STATED EXERCISE ->
From the listing below, extract every line containing "Pengambilan".

MATERIAL SHOWN ->

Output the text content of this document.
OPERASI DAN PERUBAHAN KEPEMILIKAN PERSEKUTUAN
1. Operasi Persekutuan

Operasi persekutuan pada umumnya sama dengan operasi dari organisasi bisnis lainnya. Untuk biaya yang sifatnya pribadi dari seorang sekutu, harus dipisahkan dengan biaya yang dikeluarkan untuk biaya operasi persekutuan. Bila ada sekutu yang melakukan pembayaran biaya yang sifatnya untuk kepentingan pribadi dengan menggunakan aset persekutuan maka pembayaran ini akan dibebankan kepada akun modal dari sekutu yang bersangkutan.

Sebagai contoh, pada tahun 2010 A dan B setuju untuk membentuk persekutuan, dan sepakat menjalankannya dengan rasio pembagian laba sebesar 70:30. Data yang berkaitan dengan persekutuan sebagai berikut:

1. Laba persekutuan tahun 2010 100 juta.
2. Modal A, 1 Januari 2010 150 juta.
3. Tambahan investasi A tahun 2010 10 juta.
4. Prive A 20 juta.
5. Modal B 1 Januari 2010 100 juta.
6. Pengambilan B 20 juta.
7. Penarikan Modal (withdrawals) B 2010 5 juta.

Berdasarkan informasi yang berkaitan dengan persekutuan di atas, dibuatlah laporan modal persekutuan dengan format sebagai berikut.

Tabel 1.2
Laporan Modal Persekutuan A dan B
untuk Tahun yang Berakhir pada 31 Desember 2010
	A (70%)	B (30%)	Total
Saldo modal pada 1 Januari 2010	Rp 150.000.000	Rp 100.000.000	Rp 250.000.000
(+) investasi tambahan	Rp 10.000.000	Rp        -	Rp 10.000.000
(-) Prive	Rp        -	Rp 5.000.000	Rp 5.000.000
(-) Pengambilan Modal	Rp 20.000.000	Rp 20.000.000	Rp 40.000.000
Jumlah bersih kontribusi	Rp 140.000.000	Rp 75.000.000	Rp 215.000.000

EXERCISE RESPONSE ->
6. Pengambilan B 20 juta.
(-) Pengambilan Modal	Rp 20.000.000	Rp 20.000.000	Rp 40.000.000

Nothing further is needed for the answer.